Saved entries:
━━━━━━

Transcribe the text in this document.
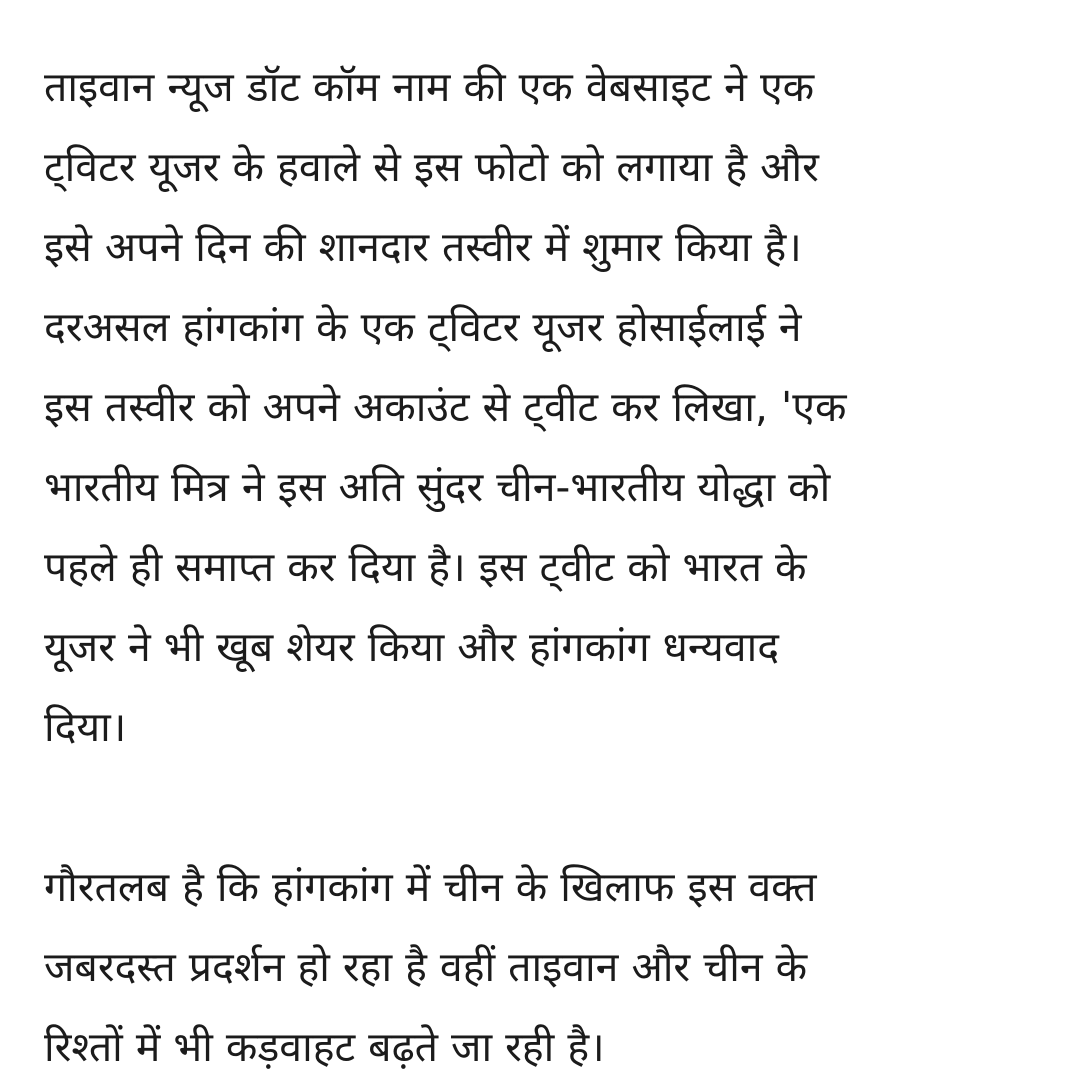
ताइवान न्यूज डॉट कॉम नाम की एक वेबसाइट ने एक
ट्विटर यूजर के हवाले से इस फोटो को लगाया है और
इसे अपने दिन की शानदार तस्वीर में शुमार किया है।
दरअसल हांगकांग के एक ट्विटर यूजर होसाईलाई ने
इस तस्वीर को अपने अकाउंट से ट्वीट कर लिखा, 'एक
भारतीय मित्र ने इस अति सुंदर चीन-भारतीय योद्धा को
पहले ही समाप्त कर दिया है। इस ट्वीट को भारत के
यूजर ने भी खूब शेयर किया और हांगकांग धन्यवाद
दिया।
गौरतलब है कि हांगकांग में चीन के खिलाफ इस वक्त
जबरदस्त प्रदर्शन हो रहा है वहीं ताइवान और चीन के
रिश्तों में भी कड़वाहट बढ़ते जा रही है।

━━━━━━

Set problem:
Each entry above should be reproduced exactly, with the pictures removed.

Exercise response:
Transcribe the text in this document.
ताइवान न्यूज डॉट कॉम नाम की एक वेबसाइट ने एक
ट्विटर यूजर के हवाले से इस फोटो को लगाया है और
इसे अपने दिन की शानदार तस्वीर में शुमार किया है।
दरअसल हांगकांग के एक ट्विटर यूजर होसाईलाई ने
इस तस्वीर को अपने अकाउंट से ट्वीट कर लिखा, 'एक
भारतीय मित्र ने इस अति सुंदर चीन-भारतीय योद्धा को
पहले ही समाप्त कर दिया है। इस ट्वीट को भारत के
यूजर ने भी खूब शेयर किया और हांगकांग धन्यवाद
दिया।
गौरतलब है कि हांगकांग में चीन के खिलाफ इस वक्त
जबरदस्त प्रदर्शन हो रहा है वहीं ताइवान और चीन के
रिश्तों में भी कड़वाहट बढ़ते जा रही है।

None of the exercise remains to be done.